* Job:
Each line below should be reproduced without any alteration.

* Dataset:
--- BEGIN ---

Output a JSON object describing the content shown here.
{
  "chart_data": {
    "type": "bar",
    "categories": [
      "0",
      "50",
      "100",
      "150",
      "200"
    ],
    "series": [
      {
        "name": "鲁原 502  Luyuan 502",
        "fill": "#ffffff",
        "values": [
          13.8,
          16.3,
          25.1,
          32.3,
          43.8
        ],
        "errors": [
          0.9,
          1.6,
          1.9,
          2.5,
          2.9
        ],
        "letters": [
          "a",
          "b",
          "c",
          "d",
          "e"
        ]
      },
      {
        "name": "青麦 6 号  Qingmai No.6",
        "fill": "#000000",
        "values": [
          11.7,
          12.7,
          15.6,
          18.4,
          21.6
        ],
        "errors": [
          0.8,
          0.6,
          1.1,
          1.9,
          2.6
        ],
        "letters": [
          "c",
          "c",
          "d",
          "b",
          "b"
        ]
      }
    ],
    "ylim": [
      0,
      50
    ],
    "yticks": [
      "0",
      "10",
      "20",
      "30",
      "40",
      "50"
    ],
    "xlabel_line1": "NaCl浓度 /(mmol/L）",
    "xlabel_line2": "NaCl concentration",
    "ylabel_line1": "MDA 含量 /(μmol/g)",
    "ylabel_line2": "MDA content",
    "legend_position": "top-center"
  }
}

--- END ---

* Written answer:
Output a JSON object describing the content shown here.
{
  "chart_data": {
    "type": "bar",
    "categories": [
      "0",
      "50",
      "100",
      "150",
      "200"
    ],
    "series": [
      {
        "name": "鲁原 502  Luyuan 502",
        "fill": "#ffffff",
        "values": [
          13.8,
          16.3,
          25.1,
          32.3,
          43.8
        ],
        "errors": [
          0.9,
          1.6,
          1.9,
          2.5,
          2.9
        ],
        "letters": [
          "a",
          "b",
          "c",
          "d",
          "e"
        ]
      },
      {
        "name": "青麦 6 号  Qingmai No.6",
        "fill": "#000000",
        "values": [
          11.7,
          12.7,
          15.6,
          18.4,
          21.6
        ],
        "errors": [
          0.8,
          0.6,
          1.1,
          1.9,
          2.6
        ],
        "letters": [
          "c",
          "c",
          "d",
          "b",
          "b"
        ]
      }
    ],
    "ylim": [
      0,
      50
    ],
    "yticks": [
      "0",
      "10",
      "20",
      "30",
      "40",
      "50"
    ],
    "xlabel_line1": "NaCl浓度 /(mmol/L）",
    "xlabel_line2": "NaCl concentration",
    "ylabel_line1": "MDA 含量 /(μmol/g)",
    "ylabel_line2": "MDA content",
    "legend_position": "top-center"
  }
}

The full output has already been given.